WHAT THE TASK REQUIRES -> Identify all lines in the data containing the string "Explore". Copy them out.

BEGIN

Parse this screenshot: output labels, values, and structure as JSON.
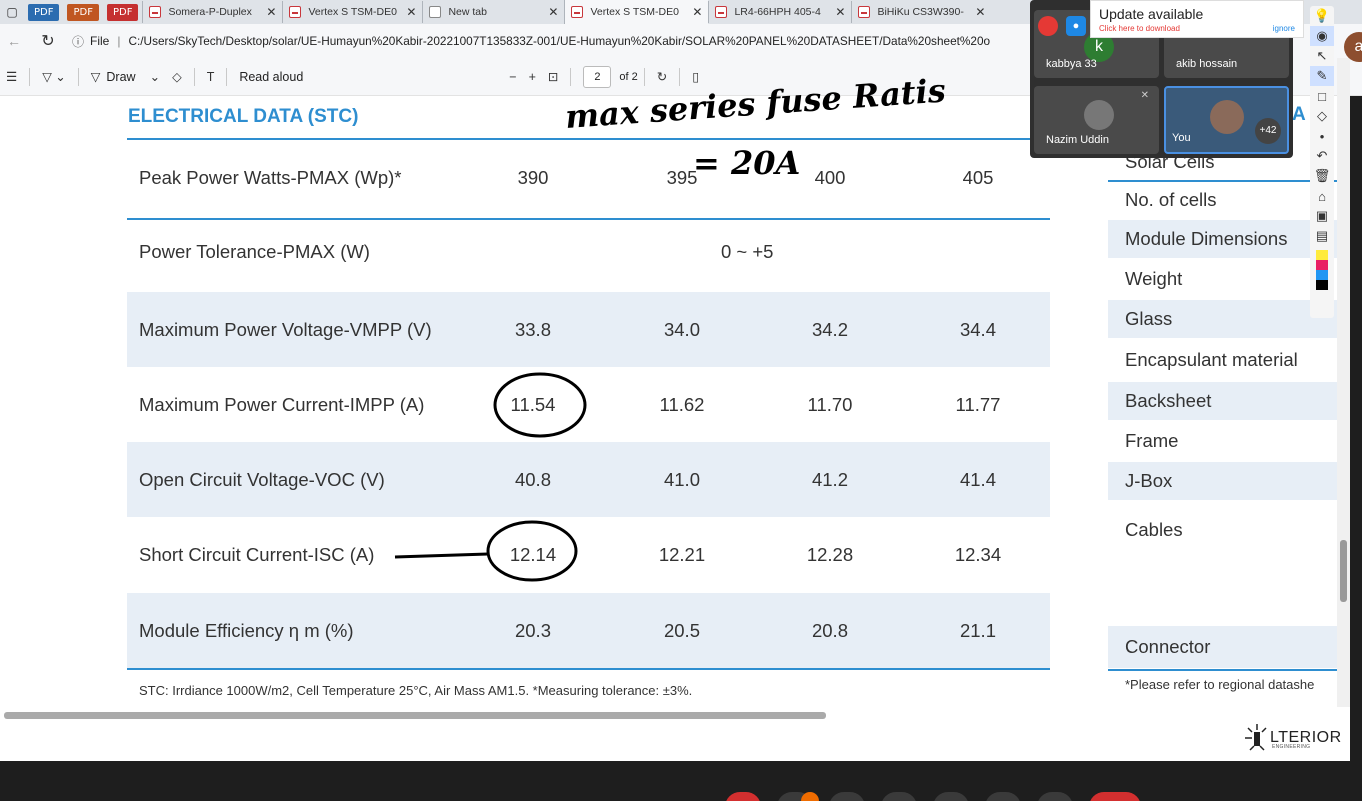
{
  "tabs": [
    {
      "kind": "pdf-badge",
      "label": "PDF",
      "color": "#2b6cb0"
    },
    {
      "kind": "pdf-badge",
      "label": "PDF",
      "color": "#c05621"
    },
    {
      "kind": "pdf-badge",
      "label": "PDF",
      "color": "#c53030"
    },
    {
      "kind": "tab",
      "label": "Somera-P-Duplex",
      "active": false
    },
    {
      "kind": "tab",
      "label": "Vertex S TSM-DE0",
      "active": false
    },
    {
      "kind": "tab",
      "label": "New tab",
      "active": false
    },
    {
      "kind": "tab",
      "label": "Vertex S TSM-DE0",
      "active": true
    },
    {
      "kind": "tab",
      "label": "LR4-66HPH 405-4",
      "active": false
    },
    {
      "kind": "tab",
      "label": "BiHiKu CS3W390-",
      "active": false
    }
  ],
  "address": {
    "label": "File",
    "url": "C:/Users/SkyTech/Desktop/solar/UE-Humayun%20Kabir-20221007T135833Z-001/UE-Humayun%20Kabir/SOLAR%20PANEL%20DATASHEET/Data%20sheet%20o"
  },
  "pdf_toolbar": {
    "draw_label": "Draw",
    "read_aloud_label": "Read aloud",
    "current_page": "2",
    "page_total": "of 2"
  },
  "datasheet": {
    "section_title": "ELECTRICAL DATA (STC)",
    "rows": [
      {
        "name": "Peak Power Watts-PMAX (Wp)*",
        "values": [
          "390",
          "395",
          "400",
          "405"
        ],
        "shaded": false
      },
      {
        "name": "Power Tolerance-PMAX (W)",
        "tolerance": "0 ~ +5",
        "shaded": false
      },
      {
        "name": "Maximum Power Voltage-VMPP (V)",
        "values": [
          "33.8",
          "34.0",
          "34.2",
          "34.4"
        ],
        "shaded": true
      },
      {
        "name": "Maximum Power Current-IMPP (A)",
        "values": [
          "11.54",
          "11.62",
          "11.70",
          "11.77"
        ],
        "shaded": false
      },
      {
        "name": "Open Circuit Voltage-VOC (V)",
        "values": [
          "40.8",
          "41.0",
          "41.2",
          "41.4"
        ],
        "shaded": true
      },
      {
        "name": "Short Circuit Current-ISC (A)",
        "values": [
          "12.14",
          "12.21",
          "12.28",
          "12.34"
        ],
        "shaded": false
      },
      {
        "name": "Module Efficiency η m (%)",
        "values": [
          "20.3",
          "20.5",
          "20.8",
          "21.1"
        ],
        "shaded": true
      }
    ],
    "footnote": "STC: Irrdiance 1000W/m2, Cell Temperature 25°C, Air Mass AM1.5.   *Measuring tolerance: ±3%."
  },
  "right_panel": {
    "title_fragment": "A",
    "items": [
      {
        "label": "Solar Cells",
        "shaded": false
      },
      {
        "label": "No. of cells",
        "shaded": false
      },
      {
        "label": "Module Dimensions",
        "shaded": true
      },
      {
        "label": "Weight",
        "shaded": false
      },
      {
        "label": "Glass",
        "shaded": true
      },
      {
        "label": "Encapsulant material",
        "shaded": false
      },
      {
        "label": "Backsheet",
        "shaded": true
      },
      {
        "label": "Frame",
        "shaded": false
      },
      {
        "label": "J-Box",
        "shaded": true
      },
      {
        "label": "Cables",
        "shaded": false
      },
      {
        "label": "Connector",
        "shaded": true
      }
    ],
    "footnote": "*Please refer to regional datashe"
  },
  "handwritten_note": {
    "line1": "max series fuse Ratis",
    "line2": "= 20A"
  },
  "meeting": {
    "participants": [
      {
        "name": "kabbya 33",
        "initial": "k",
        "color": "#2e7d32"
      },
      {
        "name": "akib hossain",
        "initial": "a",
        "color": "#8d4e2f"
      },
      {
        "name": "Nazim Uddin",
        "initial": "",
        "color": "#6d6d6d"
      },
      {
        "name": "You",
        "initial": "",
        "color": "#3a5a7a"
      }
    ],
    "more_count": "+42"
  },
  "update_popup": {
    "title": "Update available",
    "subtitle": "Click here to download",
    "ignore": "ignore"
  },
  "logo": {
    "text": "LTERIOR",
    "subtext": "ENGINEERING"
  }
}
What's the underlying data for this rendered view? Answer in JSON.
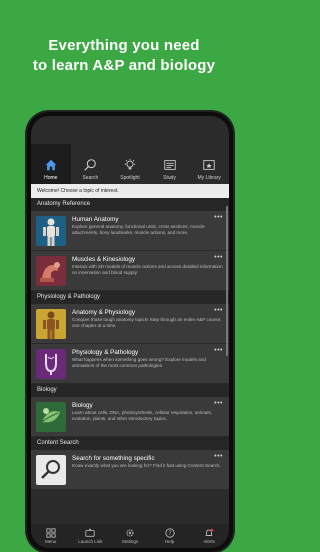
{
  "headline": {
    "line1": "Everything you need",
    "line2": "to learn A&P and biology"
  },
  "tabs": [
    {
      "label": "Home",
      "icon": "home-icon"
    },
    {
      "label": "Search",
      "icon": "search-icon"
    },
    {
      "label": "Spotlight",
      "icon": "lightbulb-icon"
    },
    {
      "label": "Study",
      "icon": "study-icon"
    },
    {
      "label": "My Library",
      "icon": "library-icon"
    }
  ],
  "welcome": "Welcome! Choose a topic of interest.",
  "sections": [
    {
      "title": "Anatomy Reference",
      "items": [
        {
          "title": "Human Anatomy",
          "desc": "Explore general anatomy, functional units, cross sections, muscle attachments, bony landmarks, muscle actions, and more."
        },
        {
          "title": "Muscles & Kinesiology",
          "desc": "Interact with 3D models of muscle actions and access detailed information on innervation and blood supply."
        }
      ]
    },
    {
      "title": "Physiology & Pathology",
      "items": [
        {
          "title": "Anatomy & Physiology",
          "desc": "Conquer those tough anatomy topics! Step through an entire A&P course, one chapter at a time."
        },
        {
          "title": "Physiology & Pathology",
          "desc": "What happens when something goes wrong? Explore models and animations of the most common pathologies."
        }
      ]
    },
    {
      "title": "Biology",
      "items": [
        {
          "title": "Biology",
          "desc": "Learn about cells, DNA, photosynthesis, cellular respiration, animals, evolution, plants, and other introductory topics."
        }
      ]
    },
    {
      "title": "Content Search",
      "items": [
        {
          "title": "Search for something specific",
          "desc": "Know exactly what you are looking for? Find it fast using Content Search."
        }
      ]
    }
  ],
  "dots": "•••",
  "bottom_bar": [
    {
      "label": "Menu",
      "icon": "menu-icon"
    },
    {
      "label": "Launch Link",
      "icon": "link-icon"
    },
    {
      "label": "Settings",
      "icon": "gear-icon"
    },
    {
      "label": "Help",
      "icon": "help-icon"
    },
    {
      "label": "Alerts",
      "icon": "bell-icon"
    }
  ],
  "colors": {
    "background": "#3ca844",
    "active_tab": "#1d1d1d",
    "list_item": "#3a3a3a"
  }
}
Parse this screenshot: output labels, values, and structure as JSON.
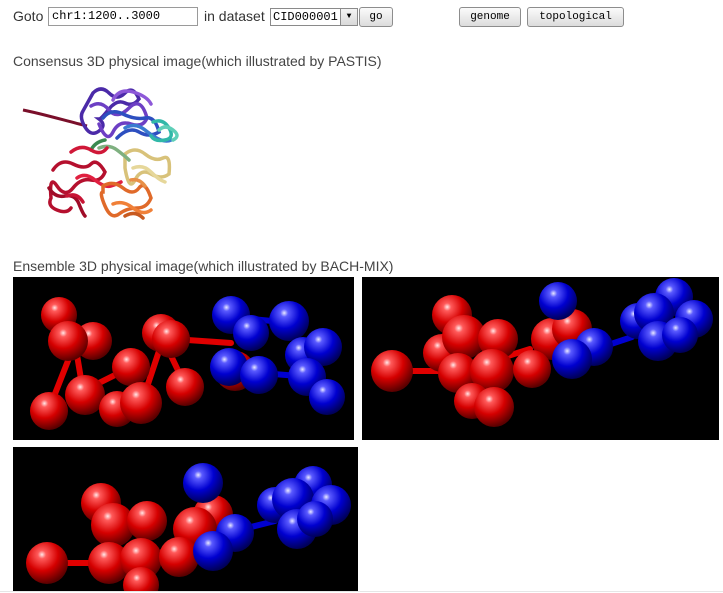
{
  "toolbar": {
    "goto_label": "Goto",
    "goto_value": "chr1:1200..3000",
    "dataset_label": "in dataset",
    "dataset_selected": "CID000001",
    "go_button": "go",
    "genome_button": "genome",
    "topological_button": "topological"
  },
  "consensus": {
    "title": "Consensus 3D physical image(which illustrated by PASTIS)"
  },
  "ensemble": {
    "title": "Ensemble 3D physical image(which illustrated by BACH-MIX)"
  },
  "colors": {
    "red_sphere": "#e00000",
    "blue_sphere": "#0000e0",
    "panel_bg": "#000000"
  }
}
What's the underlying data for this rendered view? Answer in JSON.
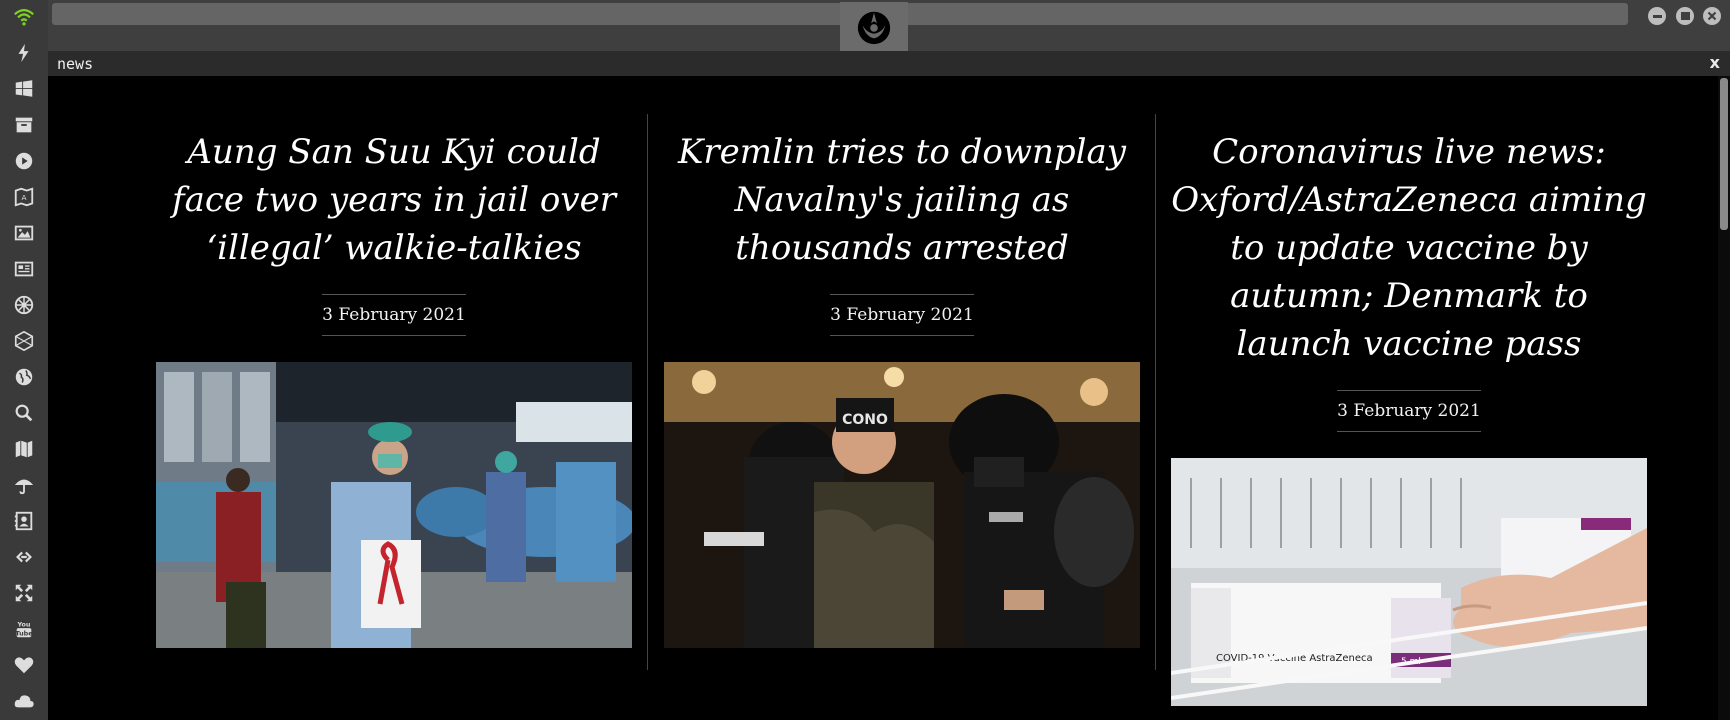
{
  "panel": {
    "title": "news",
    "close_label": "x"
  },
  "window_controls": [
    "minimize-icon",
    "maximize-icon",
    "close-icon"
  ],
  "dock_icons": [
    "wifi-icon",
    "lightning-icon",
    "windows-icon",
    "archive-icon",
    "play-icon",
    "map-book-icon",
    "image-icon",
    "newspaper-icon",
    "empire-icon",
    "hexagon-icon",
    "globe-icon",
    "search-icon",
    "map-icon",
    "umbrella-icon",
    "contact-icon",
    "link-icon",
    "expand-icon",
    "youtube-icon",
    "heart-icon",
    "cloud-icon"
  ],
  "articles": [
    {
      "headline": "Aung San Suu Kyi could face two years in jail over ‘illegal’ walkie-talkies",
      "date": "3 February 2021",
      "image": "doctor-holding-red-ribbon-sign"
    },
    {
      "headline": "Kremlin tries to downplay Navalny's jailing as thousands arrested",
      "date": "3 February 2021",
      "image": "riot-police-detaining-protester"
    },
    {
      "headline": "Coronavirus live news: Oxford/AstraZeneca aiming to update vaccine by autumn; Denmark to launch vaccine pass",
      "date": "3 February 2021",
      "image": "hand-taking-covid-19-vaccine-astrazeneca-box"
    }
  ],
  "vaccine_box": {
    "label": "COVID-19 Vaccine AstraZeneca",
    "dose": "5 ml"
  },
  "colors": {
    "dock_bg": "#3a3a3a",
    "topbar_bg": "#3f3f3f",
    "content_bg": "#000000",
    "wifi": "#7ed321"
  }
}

END

OUTPUT OF THE TASK ->
          "desc": "Explore general anatomy, functional units, cross sections, muscle attachments, bony landmarks, muscle actions, and more."
          "desc": "What happens when something goes wrong? Explore models and animations of the most common pathologies."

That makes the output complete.